== AIM OF THE EXERCISE ==
In the copy, include every entry exactly but none of the images.

____

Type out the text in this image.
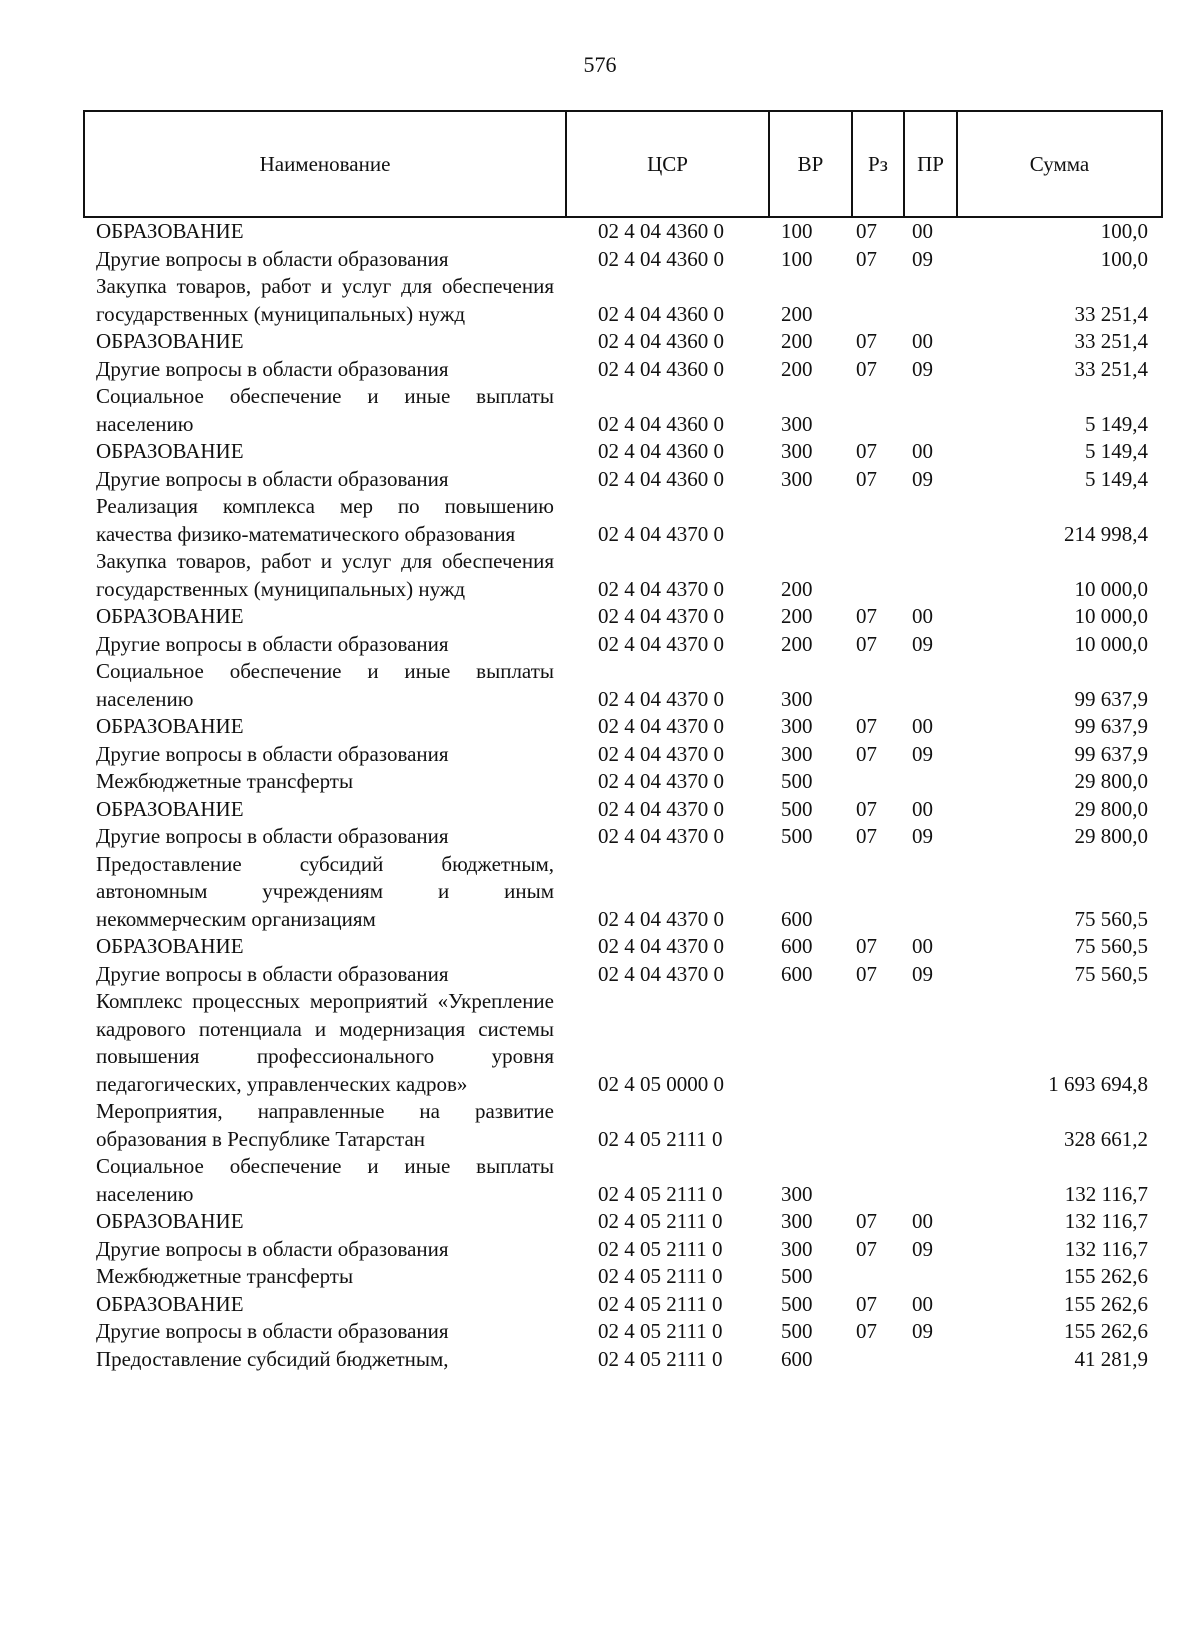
576
Наименование	ЦСР	ВР	Рз	ПР	Сумма
ОБРАЗОВАНИЕ	02 4 04 4360 0	100	07	00	100,0
Другие вопросы в области образования	02 4 04 4360 0	100	07	09	100,0
Закупка товаров, работ и услуг для обеспечения государственных (муниципальных) нужд	02 4 04 4360 0	200			33 251,4
ОБРАЗОВАНИЕ	02 4 04 4360 0	200	07	00	33 251,4
Другие вопросы в области образования	02 4 04 4360 0	200	07	09	33 251,4
Социальное обеспечение и иные выплаты населению	02 4 04 4360 0	300			5 149,4
ОБРАЗОВАНИЕ	02 4 04 4360 0	300	07	00	5 149,4
Другие вопросы в области образования	02 4 04 4360 0	300	07	09	5 149,4
Реализация комплекса мер по повышению качества физико-математического образования	02 4 04 4370 0				214 998,4
Закупка товаров, работ и услуг для обеспечения государственных (муниципальных) нужд	02 4 04 4370 0	200			10 000,0
ОБРАЗОВАНИЕ	02 4 04 4370 0	200	07	00	10 000,0
Другие вопросы в области образования	02 4 04 4370 0	200	07	09	10 000,0
Социальное обеспечение и иные выплаты населению	02 4 04 4370 0	300			99 637,9
ОБРАЗОВАНИЕ	02 4 04 4370 0	300	07	00	99 637,9
Другие вопросы в области образования	02 4 04 4370 0	300	07	09	99 637,9
Межбюджетные трансферты	02 4 04 4370 0	500			29 800,0
ОБРАЗОВАНИЕ	02 4 04 4370 0	500	07	00	29 800,0
Другие вопросы в области образования	02 4 04 4370 0	500	07	09	29 800,0
Предоставление субсидий бюджетным, автономным учреждениям и иным некоммерческим организациям	02 4 04 4370 0	600			75 560,5
ОБРАЗОВАНИЕ	02 4 04 4370 0	600	07	00	75 560,5
Другие вопросы в области образования	02 4 04 4370 0	600	07	09	75 560,5
Комплекс процессных мероприятий «Укрепление кадрового потенциала и модернизация системы повышения профессионального уровня педагогических, управленческих кадров»	02 4 05 0000 0				1 693 694,8
Мероприятия, направленные на развитие образования в Республике Татарстан	02 4 05 2111 0				328 661,2
Социальное обеспечение и иные выплаты населению	02 4 05 2111 0	300			132 116,7
ОБРАЗОВАНИЕ	02 4 05 2111 0	300	07	00	132 116,7
Другие вопросы в области образования	02 4 05 2111 0	300	07	09	132 116,7
Межбюджетные трансферты	02 4 05 2111 0	500			155 262,6
ОБРАЗОВАНИЕ	02 4 05 2111 0	500	07	00	155 262,6
Другие вопросы в области образования	02 4 05 2111 0	500	07	09	155 262,6
Предоставление субсидий бюджетным,	02 4 05 2111 0	600			41 281,9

____

== RESULT OF THIS EXERCISE ==
Type out the text in this image.
576
Наименование	ЦСР	ВР	Рз	ПР	Сумма
ОБРАЗОВАНИЕ	02 4 04 4360 0	100	07	00	100,0
Другие вопросы в области образования	02 4 04 4360 0	100	07	09	100,0
Закупка товаров, работ и услуг для обеспечения государственных (муниципальных) нужд	02 4 04 4360 0	200			33 251,4
ОБРАЗОВАНИЕ	02 4 04 4360 0	200	07	00	33 251,4
Другие вопросы в области образования	02 4 04 4360 0	200	07	09	33 251,4
Социальное обеспечение и иные выплаты населению	02 4 04 4360 0	300			5 149,4
ОБРАЗОВАНИЕ	02 4 04 4360 0	300	07	00	5 149,4
Другие вопросы в области образования	02 4 04 4360 0	300	07	09	5 149,4
Реализация комплекса мер по повышению качества физико-математического образования	02 4 04 4370 0				214 998,4
Закупка товаров, работ и услуг для обеспечения государственных (муниципальных) нужд	02 4 04 4370 0	200			10 000,0
ОБРАЗОВАНИЕ	02 4 04 4370 0	200	07	00	10 000,0
Другие вопросы в области образования	02 4 04 4370 0	200	07	09	10 000,0
Социальное обеспечение и иные выплаты населению	02 4 04 4370 0	300			99 637,9
ОБРАЗОВАНИЕ	02 4 04 4370 0	300	07	00	99 637,9
Другие вопросы в области образования	02 4 04 4370 0	300	07	09	99 637,9
Межбюджетные трансферты	02 4 04 4370 0	500			29 800,0
ОБРАЗОВАНИЕ	02 4 04 4370 0	500	07	00	29 800,0
Другие вопросы в области образования	02 4 04 4370 0	500	07	09	29 800,0
Предоставление субсидий бюджетным, автономным учреждениям и иным некоммерческим организациям	02 4 04 4370 0	600			75 560,5
ОБРАЗОВАНИЕ	02 4 04 4370 0	600	07	00	75 560,5
Другие вопросы в области образования	02 4 04 4370 0	600	07	09	75 560,5
Комплекс процессных мероприятий «Укрепление кадрового потенциала и модернизация системы повышения профессионального уровня педагогических, управленческих кадров»	02 4 05 0000 0				1 693 694,8
Мероприятия, направленные на развитие образования в Республике Татарстан	02 4 05 2111 0				328 661,2
Социальное обеспечение и иные выплаты населению	02 4 05 2111 0	300			132 116,7
ОБРАЗОВАНИЕ	02 4 05 2111 0	300	07	00	132 116,7
Другие вопросы в области образования	02 4 05 2111 0	300	07	09	132 116,7
Межбюджетные трансферты	02 4 05 2111 0	500			155 262,6
ОБРАЗОВАНИЕ	02 4 05 2111 0	500	07	00	155 262,6
Другие вопросы в области образования	02 4 05 2111 0	500	07	09	155 262,6
Предоставление субсидий бюджетным,	02 4 05 2111 0	600			41 281,9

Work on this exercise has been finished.